* Exercise directions *
Identify and pull out each line of the entries in which "Wichtigste" occurs.

* Records for this exercise *

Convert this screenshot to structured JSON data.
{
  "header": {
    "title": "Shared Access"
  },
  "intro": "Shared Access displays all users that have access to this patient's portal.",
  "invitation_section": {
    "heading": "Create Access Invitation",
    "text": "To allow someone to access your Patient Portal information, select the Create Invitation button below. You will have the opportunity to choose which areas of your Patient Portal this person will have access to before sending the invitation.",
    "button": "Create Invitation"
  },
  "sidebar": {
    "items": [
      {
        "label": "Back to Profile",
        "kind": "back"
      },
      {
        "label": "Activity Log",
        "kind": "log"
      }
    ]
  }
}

---

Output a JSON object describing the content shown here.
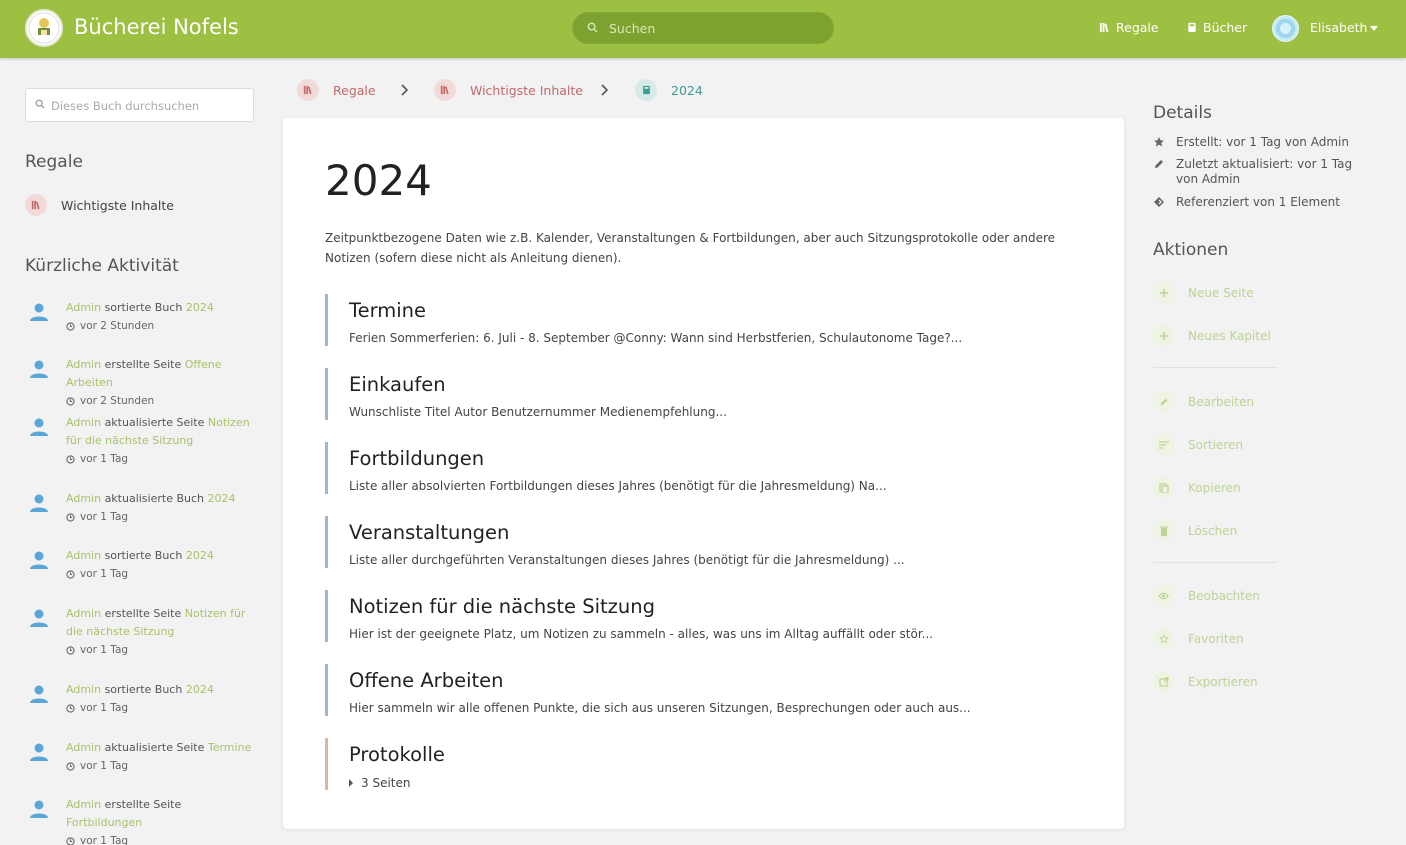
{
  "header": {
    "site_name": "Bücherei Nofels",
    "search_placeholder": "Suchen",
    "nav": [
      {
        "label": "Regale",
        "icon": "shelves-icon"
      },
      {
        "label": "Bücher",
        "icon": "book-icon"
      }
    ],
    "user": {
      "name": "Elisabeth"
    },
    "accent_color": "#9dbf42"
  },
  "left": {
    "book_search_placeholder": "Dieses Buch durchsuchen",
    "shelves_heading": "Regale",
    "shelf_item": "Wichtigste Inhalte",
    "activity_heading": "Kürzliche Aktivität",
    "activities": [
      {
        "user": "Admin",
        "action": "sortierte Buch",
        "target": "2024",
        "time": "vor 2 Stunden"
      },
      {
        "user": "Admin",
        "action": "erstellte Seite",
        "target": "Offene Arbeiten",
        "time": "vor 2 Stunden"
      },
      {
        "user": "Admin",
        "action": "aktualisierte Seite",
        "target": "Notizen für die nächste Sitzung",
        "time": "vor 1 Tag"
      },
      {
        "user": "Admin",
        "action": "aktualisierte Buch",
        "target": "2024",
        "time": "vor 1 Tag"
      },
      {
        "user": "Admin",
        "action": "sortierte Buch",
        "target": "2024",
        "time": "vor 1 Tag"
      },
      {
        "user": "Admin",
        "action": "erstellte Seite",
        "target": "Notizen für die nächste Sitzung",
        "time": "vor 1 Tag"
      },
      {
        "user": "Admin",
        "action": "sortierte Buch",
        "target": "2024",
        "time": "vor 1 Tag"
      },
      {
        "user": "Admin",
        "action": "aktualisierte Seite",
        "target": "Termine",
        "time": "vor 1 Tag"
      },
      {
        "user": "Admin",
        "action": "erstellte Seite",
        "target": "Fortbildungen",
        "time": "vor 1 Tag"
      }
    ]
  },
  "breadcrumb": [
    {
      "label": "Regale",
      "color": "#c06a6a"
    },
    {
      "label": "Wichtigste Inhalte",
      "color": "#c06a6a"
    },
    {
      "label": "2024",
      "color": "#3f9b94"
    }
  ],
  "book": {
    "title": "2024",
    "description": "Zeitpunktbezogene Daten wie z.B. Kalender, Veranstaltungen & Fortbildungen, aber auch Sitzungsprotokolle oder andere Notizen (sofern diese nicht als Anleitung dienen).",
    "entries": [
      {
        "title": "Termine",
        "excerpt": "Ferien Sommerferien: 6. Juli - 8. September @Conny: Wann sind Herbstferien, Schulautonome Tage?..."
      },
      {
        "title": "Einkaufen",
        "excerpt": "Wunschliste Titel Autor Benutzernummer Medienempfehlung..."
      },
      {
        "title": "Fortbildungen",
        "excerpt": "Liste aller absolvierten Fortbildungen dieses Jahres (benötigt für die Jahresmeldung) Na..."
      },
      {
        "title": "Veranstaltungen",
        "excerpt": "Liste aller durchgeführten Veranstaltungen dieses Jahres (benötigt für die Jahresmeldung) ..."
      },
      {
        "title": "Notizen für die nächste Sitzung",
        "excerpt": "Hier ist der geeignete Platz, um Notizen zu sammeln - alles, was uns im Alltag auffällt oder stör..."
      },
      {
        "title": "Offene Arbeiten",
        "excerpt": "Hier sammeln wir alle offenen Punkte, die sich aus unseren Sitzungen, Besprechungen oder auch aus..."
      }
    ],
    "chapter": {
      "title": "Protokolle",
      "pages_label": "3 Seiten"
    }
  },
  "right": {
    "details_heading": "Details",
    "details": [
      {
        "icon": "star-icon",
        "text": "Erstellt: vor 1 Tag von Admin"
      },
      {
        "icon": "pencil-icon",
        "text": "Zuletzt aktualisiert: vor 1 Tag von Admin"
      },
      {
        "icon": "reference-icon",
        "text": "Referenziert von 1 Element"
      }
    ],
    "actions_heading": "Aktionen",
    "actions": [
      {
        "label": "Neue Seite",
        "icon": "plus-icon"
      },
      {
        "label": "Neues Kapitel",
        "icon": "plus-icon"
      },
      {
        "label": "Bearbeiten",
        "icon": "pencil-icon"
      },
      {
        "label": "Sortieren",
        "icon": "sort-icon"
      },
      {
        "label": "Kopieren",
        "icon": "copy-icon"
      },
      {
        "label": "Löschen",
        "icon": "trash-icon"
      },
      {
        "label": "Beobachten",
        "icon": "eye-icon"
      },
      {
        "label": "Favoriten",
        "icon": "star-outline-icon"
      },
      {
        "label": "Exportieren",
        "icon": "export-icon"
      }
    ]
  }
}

* Task response *
    "shelf_item": "Wichtigste Inhalte",
      "label": "Wichtigste Inhalte",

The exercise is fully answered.